Extracted records
..............................
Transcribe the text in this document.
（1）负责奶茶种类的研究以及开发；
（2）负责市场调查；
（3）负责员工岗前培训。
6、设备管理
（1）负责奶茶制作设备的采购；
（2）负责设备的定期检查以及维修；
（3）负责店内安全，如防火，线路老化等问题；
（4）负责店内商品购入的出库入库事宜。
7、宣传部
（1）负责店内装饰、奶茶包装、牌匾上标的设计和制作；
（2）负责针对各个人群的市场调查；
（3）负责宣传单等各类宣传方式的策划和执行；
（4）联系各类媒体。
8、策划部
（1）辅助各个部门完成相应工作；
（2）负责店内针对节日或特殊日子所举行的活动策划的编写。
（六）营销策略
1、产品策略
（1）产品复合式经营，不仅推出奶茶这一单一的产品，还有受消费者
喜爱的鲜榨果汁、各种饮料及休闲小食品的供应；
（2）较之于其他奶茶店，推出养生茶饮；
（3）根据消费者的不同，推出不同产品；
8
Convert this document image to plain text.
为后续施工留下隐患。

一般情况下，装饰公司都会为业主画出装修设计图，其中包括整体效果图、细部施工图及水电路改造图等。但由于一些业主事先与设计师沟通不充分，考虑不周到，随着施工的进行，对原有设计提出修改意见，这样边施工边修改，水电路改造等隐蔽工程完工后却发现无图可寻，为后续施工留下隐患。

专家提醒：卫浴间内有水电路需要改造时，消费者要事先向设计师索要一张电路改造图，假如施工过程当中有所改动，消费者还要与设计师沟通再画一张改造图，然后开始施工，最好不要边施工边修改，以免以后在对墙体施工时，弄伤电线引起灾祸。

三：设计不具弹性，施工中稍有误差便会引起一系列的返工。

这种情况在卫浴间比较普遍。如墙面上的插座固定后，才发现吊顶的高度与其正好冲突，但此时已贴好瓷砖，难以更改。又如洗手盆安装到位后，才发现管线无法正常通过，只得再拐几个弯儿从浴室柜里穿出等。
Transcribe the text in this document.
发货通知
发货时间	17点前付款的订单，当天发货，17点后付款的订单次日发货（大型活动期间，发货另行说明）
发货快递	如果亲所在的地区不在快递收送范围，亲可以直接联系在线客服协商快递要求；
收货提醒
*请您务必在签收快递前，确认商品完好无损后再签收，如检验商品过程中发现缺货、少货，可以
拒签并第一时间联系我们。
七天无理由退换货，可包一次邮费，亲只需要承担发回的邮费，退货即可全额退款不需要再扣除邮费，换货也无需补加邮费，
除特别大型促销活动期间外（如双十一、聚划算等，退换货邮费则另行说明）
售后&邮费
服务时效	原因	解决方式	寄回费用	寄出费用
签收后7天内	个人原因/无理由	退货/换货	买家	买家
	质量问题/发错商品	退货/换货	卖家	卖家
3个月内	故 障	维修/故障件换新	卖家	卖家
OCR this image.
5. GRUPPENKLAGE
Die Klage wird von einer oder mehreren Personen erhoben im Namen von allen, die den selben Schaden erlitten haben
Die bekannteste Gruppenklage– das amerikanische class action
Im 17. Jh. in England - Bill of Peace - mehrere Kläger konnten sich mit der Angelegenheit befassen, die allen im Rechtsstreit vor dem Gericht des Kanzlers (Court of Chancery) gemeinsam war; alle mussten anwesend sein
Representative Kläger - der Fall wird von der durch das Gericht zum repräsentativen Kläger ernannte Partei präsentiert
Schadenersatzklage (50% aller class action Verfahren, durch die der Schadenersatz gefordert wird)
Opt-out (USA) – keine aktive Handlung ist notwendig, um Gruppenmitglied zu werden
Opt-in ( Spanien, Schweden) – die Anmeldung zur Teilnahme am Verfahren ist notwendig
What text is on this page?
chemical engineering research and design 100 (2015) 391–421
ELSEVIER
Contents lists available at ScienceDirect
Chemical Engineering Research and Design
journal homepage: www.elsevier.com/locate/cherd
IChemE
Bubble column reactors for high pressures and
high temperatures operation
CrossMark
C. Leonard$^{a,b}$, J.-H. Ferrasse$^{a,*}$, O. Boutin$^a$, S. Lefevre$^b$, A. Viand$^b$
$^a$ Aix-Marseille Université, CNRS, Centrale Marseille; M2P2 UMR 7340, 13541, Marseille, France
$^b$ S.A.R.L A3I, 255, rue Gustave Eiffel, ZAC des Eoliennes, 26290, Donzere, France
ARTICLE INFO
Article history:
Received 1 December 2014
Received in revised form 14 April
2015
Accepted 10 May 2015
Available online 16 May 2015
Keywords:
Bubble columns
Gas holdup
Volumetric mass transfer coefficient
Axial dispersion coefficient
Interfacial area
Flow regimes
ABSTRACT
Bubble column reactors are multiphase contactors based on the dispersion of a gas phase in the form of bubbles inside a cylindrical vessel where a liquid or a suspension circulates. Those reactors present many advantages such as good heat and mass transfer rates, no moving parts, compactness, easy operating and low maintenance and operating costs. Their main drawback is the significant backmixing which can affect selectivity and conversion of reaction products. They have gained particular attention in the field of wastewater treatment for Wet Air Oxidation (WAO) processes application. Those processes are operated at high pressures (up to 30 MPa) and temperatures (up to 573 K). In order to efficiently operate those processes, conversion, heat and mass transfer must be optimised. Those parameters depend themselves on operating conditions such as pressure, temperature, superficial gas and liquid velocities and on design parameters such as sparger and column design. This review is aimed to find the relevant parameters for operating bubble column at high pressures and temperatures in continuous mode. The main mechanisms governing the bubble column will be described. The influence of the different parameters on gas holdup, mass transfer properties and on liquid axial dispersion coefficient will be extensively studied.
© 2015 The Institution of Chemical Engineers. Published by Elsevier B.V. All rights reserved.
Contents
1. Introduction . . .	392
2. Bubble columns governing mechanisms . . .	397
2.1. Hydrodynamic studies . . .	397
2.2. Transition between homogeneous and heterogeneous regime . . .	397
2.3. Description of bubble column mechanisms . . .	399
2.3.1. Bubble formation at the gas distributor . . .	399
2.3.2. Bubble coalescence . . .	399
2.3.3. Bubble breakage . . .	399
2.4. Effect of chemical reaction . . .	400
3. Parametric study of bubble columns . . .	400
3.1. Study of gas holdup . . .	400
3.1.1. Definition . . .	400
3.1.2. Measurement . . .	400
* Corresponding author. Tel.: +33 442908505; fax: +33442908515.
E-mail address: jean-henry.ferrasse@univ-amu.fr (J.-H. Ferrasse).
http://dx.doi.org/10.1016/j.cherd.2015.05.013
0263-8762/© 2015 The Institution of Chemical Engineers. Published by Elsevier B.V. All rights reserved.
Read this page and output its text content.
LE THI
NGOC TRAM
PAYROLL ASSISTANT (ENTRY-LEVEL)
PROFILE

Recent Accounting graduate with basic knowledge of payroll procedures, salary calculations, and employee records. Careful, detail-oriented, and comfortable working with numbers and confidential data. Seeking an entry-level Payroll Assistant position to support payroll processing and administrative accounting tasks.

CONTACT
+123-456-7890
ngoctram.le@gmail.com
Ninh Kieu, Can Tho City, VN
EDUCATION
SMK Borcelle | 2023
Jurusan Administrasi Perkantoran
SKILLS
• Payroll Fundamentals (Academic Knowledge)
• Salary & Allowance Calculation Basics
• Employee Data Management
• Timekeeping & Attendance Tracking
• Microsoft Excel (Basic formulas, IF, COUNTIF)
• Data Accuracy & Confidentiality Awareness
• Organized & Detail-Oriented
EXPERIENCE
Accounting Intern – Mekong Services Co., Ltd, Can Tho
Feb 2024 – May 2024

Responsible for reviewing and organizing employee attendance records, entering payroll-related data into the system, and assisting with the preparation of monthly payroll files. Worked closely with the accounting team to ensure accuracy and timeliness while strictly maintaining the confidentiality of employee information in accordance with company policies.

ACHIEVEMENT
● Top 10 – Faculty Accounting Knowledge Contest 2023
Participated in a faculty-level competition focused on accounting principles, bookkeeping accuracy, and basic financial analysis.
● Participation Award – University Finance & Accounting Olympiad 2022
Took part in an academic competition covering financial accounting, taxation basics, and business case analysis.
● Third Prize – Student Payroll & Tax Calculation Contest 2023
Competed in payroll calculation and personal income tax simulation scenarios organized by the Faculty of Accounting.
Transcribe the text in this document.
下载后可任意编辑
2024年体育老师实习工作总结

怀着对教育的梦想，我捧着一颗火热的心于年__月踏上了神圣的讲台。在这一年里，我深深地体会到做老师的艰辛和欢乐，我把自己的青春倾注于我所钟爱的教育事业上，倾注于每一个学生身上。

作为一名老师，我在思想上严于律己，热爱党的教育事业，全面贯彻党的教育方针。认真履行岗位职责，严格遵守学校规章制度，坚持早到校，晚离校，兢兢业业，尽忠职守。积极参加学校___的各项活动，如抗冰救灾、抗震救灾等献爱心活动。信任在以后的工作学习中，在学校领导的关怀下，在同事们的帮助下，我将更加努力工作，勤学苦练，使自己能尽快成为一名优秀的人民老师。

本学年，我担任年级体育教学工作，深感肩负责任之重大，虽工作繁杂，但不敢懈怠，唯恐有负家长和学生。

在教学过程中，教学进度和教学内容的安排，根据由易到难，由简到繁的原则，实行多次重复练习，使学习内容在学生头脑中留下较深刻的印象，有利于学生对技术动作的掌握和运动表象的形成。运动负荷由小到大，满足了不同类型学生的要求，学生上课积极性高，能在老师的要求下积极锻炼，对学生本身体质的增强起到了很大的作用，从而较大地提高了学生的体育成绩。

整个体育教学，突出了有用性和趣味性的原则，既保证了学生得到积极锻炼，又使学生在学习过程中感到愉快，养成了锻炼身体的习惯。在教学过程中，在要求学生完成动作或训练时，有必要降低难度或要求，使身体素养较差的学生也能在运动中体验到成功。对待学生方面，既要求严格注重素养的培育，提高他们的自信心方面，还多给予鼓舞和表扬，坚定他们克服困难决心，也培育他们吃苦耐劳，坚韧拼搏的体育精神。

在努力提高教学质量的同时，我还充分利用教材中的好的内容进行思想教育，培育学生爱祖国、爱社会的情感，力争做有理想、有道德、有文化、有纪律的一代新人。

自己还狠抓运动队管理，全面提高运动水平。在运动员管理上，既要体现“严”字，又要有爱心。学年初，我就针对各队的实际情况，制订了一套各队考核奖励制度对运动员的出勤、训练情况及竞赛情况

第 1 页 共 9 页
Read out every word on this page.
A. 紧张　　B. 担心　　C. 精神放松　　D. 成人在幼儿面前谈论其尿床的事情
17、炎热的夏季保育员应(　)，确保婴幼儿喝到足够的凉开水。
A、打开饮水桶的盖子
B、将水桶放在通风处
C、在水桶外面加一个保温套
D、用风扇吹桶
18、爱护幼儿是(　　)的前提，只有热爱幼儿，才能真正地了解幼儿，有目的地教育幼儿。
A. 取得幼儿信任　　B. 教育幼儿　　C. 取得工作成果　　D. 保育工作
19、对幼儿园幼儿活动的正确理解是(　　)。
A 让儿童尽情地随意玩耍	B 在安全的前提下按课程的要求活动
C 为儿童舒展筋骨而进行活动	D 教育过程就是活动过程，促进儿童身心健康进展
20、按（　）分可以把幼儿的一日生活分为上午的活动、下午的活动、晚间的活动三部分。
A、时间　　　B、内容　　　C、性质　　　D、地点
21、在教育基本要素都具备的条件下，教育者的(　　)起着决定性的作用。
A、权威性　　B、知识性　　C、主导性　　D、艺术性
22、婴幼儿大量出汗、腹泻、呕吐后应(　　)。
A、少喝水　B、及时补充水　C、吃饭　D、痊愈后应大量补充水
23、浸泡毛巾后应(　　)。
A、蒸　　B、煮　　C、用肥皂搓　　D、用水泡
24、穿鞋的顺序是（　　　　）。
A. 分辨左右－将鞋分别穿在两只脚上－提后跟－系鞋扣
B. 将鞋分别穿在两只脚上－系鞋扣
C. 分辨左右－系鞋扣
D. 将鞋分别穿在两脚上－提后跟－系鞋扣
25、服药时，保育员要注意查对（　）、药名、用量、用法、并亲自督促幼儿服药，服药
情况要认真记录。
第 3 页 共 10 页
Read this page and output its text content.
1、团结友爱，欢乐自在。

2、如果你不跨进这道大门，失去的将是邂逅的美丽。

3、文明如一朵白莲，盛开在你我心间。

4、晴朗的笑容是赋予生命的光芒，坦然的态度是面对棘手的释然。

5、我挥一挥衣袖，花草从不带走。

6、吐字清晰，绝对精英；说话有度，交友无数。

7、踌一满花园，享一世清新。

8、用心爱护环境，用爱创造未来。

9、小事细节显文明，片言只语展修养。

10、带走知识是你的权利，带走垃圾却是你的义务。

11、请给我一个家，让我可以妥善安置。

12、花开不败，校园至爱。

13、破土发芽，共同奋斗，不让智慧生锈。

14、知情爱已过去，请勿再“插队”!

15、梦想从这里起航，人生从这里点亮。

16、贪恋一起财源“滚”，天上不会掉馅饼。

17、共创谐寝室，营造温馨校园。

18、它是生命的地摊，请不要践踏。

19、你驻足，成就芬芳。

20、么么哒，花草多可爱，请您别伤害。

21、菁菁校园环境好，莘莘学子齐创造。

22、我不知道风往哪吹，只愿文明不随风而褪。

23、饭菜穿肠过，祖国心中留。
..............................
-- Stated goal --
Copy every line that includes the string "Contest" from the material above.

-- Exercise response --
● Top 10 – Faculty Accounting Knowledge Contest 2023
● Third Prize – Student Payroll & Tax Calculation Contest 2023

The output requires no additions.